Dataset rows:
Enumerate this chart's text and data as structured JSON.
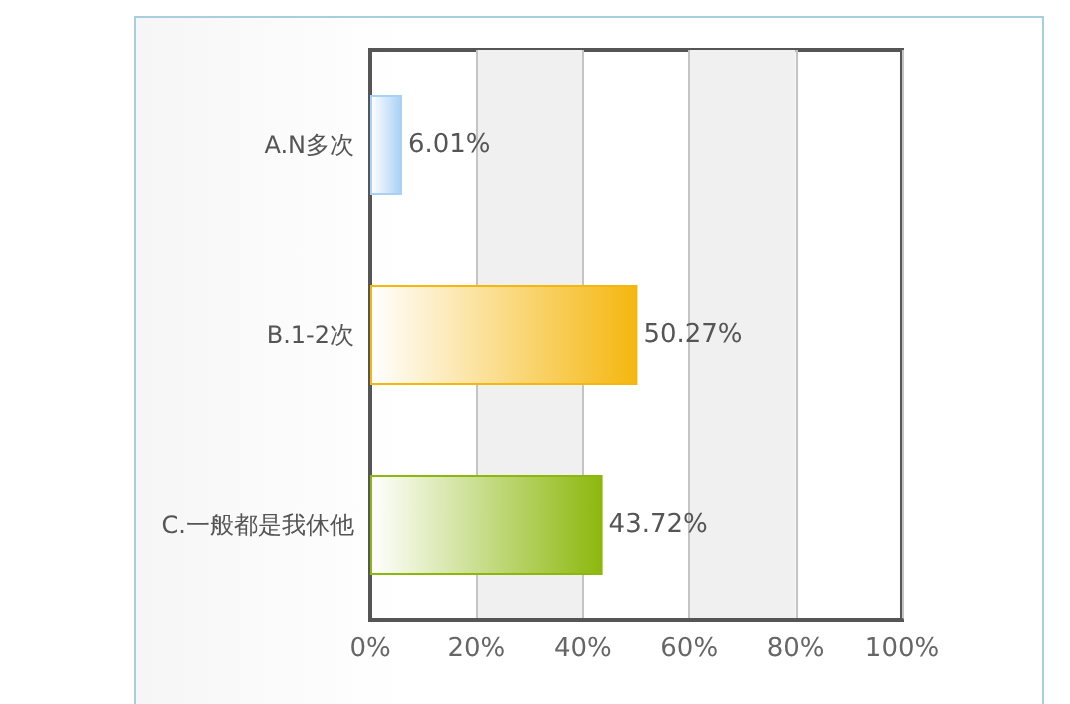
{
  "chart_data": {
    "type": "bar",
    "orientation": "horizontal",
    "categories": [
      "A.N多次",
      "B.1-2次",
      "C.一般都是我休他"
    ],
    "values": [
      6.01,
      50.27,
      43.72
    ],
    "colors": [
      "#a9d1f5",
      "#f5b70f",
      "#8cb80e"
    ],
    "value_labels": [
      "6.01%",
      "50.27%",
      "43.72%"
    ],
    "xlim": [
      0,
      100
    ],
    "xticks": [
      {
        "value": 0,
        "label": "0%"
      },
      {
        "value": 20,
        "label": "20%"
      },
      {
        "value": 40,
        "label": "40%"
      },
      {
        "value": 60,
        "label": "60%"
      },
      {
        "value": 80,
        "label": "80%"
      },
      {
        "value": 100,
        "label": "100%"
      }
    ],
    "grid": "x"
  }
}
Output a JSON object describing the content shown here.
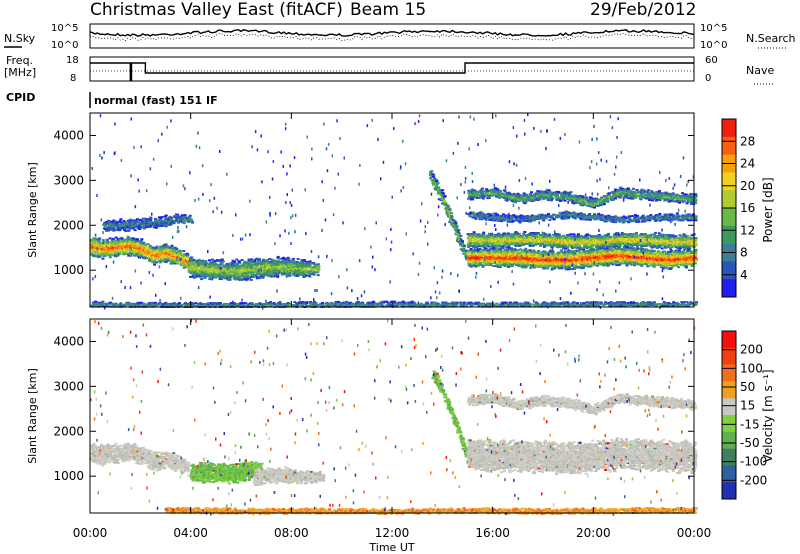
{
  "header": {
    "station": "Christmas Valley East (fitACF)",
    "beam": "Beam 15",
    "date": "29/Feb/2012"
  },
  "noise_panel": {
    "left_label": "N.Sky",
    "right_label": "N.Search",
    "left_ticks": [
      "10^5",
      "10^0"
    ],
    "right_ticks": [
      "10^5",
      "10^0"
    ]
  },
  "freq_panel": {
    "left_label_1": "Freq.",
    "left_label_2": "[MHz]",
    "right_label": "Nave",
    "left_ticks": [
      "18",
      "8"
    ],
    "right_ticks": [
      "60",
      "0"
    ]
  },
  "cpid": {
    "label": "CPID",
    "program": "normal (fast) 151 IF"
  },
  "chart_data": [
    {
      "type": "heatmap",
      "title": "Power",
      "xlabel": "Time UT",
      "ylabel": "Slant Range [km]",
      "x_ticks": [
        "00:00",
        "04:00",
        "08:00",
        "12:00",
        "16:00",
        "20:00",
        "00:00"
      ],
      "y_ticks": [
        "1000",
        "2000",
        "3000",
        "4000"
      ],
      "ylim": [
        180,
        4500
      ],
      "colorbar": {
        "label": "Power [dB]",
        "ticks": [
          "28",
          "24",
          "20",
          "16",
          "12",
          "8",
          "4"
        ],
        "colors": [
          "#2020f0",
          "#2a55b8",
          "#3c7d98",
          "#3c9a60",
          "#6cb848",
          "#b0cc30",
          "#f0d020",
          "#f8a010",
          "#f86010",
          "#f02010"
        ]
      },
      "features": [
        {
          "name": "band",
          "times": [
            0.0,
            0.5,
            1.0,
            1.5,
            2.0,
            2.5,
            3.0,
            3.5,
            3.9
          ],
          "ranges": [
            1550,
            1500,
            1520,
            1560,
            1500,
            1350,
            1400,
            1300,
            1200
          ],
          "widths": [
            250,
            250,
            230,
            230,
            230,
            230,
            220,
            210,
            200
          ],
          "weight": 0.9
        },
        {
          "name": "band",
          "times": [
            3.9,
            4.5,
            5.5,
            6.5,
            7.5,
            8.5,
            9.0
          ],
          "ranges": [
            1100,
            1050,
            1000,
            1050,
            1100,
            1050,
            1050
          ],
          "widths": [
            250,
            260,
            260,
            260,
            240,
            200,
            160
          ],
          "weight": 0.55
        },
        {
          "name": "band",
          "times": [
            0.5,
            2.0,
            3.5,
            4.0
          ],
          "ranges": [
            2000,
            2050,
            2150,
            2150
          ],
          "widths": [
            150,
            150,
            130,
            110
          ],
          "weight": 0.25
        },
        {
          "name": "band",
          "times": [
            13.5,
            14.0,
            14.5,
            15.0
          ],
          "ranges": [
            3100,
            2600,
            1900,
            1200
          ],
          "widths": [
            160,
            160,
            160,
            150
          ],
          "weight": 0.5
        },
        {
          "name": "band",
          "times": [
            15.0,
            16.0,
            17.0,
            18.0,
            19.0,
            20.0,
            21.0,
            22.0,
            23.0,
            24.0
          ],
          "ranges": [
            1300,
            1300,
            1300,
            1250,
            1250,
            1300,
            1350,
            1300,
            1250,
            1300
          ],
          "widths": [
            220,
            230,
            230,
            230,
            230,
            230,
            230,
            230,
            220,
            220
          ],
          "weight": 1.0
        },
        {
          "name": "band",
          "times": [
            15.0,
            16.0,
            17.0,
            18.0,
            19.0,
            20.0,
            21.0,
            22.0,
            23.0,
            24.0
          ],
          "ranges": [
            1700,
            1680,
            1700,
            1700,
            1650,
            1650,
            1700,
            1700,
            1650,
            1650
          ],
          "widths": [
            180,
            180,
            180,
            180,
            180,
            180,
            180,
            180,
            180,
            180
          ],
          "weight": 0.7
        },
        {
          "name": "band",
          "times": [
            15.0,
            16.0,
            17.0,
            18.0,
            19.0,
            20.0,
            21.0,
            22.0,
            23.0,
            24.0
          ],
          "ranges": [
            2700,
            2750,
            2600,
            2700,
            2650,
            2500,
            2750,
            2700,
            2650,
            2600
          ],
          "widths": [
            130,
            130,
            130,
            130,
            130,
            130,
            130,
            130,
            130,
            130
          ],
          "weight": 0.4
        },
        {
          "name": "band",
          "times": [
            15.0,
            17.0,
            19.0,
            21.0,
            23.0,
            24.0
          ],
          "ranges": [
            2250,
            2150,
            2250,
            2150,
            2200,
            2200
          ],
          "widths": [
            90,
            90,
            90,
            90,
            90,
            90
          ],
          "weight": 0.25
        },
        {
          "name": "band",
          "times": [
            0.0,
            4.0,
            8.0,
            12.0,
            16.0,
            20.0,
            24.0
          ],
          "ranges": [
            260,
            240,
            250,
            260,
            250,
            260,
            260
          ],
          "widths": [
            70,
            60,
            70,
            70,
            60,
            60,
            60
          ],
          "weight": 0.3
        }
      ]
    },
    {
      "type": "heatmap",
      "title": "Velocity",
      "xlabel": "Time UT",
      "ylabel": "Slant Range [km]",
      "x_ticks": [
        "00:00",
        "04:00",
        "08:00",
        "12:00",
        "16:00",
        "20:00",
        "00:00"
      ],
      "y_ticks": [
        "1000",
        "2000",
        "3000",
        "4000"
      ],
      "ylim": [
        180,
        4500
      ],
      "colorbar": {
        "label": "Velocity [m s⁻¹]",
        "ticks": [
          "200",
          "100",
          "50",
          "15",
          "-15",
          "-50",
          "-100",
          "-200"
        ],
        "colors": [
          "#2030b0",
          "#3060a0",
          "#408060",
          "#60b050",
          "#80d040",
          "#c8c8c0",
          "#f0a020",
          "#f07020",
          "#f04010",
          "#f01010"
        ]
      },
      "features": [
        {
          "name": "ground-scatter",
          "times": [
            0.0,
            0.5,
            1.0,
            1.5,
            2.0,
            2.5,
            3.0,
            3.5,
            3.9
          ],
          "ranges": [
            1550,
            1500,
            1520,
            1560,
            1500,
            1350,
            1400,
            1300,
            1200
          ],
          "widths": [
            250,
            250,
            230,
            230,
            230,
            230,
            220,
            210,
            200
          ],
          "class": "gray"
        },
        {
          "name": "flow",
          "times": [
            4.0,
            4.8,
            5.6,
            6.2,
            6.8
          ],
          "ranges": [
            1100,
            1100,
            1080,
            1150,
            1150
          ],
          "widths": [
            240,
            250,
            250,
            240,
            200
          ],
          "class": "green"
        },
        {
          "name": "ground-scatter",
          "times": [
            6.5,
            7.5,
            8.5,
            9.2
          ],
          "ranges": [
            1000,
            1050,
            1000,
            1000
          ],
          "widths": [
            200,
            200,
            160,
            120
          ],
          "class": "gray"
        },
        {
          "name": "flow",
          "times": [
            13.6,
            14.0,
            14.5,
            15.0
          ],
          "ranges": [
            3300,
            2900,
            2200,
            1400
          ],
          "widths": [
            140,
            140,
            140,
            130
          ],
          "class": "green"
        },
        {
          "name": "ground-scatter",
          "times": [
            15.0,
            16.0,
            17.0,
            18.0,
            19.0,
            20.0,
            21.0,
            22.0,
            23.0,
            24.0
          ],
          "ranges": [
            1500,
            1450,
            1450,
            1450,
            1400,
            1450,
            1500,
            1500,
            1450,
            1450
          ],
          "widths": [
            380,
            380,
            380,
            380,
            380,
            380,
            380,
            380,
            380,
            380
          ],
          "class": "gray"
        },
        {
          "name": "ground-scatter",
          "times": [
            15.0,
            16.0,
            17.0,
            18.0,
            19.0,
            20.0,
            21.0,
            22.0,
            23.0,
            24.0
          ],
          "ranges": [
            2700,
            2750,
            2600,
            2700,
            2650,
            2500,
            2750,
            2700,
            2650,
            2600
          ],
          "widths": [
            130,
            130,
            130,
            130,
            130,
            130,
            130,
            130,
            130,
            130
          ],
          "class": "gray"
        },
        {
          "name": "ionospheric-flow",
          "times": [
            3.0,
            6.0,
            9.0,
            12.0,
            15.0,
            18.0,
            21.0,
            24.0
          ],
          "ranges": [
            260,
            240,
            230,
            230,
            250,
            230,
            250,
            260
          ],
          "widths": [
            80,
            70,
            80,
            70,
            70,
            70,
            70,
            80
          ],
          "class": "orange"
        }
      ]
    }
  ]
}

Problem to work on:
Say how many lines in the entries contain the string "weight", and say nothing else.

Exercise answer:
9